Repeat the data verbatim.

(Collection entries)
****************************************

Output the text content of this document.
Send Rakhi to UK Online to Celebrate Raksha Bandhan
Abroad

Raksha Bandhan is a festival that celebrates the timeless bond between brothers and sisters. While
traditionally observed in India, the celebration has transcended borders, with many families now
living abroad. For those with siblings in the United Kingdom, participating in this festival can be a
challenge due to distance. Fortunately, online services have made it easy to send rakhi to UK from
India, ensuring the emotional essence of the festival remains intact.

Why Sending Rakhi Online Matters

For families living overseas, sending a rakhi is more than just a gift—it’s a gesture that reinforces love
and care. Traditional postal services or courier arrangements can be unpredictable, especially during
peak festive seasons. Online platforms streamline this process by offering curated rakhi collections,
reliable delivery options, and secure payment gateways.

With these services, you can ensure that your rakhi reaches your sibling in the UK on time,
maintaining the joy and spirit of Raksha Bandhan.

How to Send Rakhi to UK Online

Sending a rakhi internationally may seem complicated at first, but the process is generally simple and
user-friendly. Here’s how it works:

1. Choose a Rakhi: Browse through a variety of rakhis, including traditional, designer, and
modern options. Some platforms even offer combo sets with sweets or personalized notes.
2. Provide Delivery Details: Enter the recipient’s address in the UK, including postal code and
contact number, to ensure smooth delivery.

****************************************

- Expected answer
Output the text content of this document.
Send Rakhi to UK Online to Celebrate Raksha Bandhan
Abroad

Raksha Bandhan is a festival that celebrates the timeless bond between brothers and sisters. While
traditionally observed in India, the celebration has transcended borders, with many families now
living abroad. For those with siblings in the United Kingdom, participating in this festival can be a
challenge due to distance. Fortunately, online services have made it easy to send rakhi to UK from
India, ensuring the emotional essence of the festival remains intact.

Why Sending Rakhi Online Matters

For families living overseas, sending a rakhi is more than just a gift—it’s a gesture that reinforces love
and care. Traditional postal services or courier arrangements can be unpredictable, especially during
peak festive seasons. Online platforms streamline this process by offering curated rakhi collections,
reliable delivery options, and secure payment gateways.

With these services, you can ensure that your rakhi reaches your sibling in the UK on time,
maintaining the joy and spirit of Raksha Bandhan.

How to Send Rakhi to UK Online

Sending a rakhi internationally may seem complicated at first, but the process is generally simple and
user-friendly. Here’s how it works:

1. Choose a Rakhi: Browse through a variety of rakhis, including traditional, designer, and
modern options. Some platforms even offer combo sets with sweets or personalized notes.
2. Provide Delivery Details: Enter the recipient’s address in the UK, including postal code and
contact number, to ensure smooth delivery.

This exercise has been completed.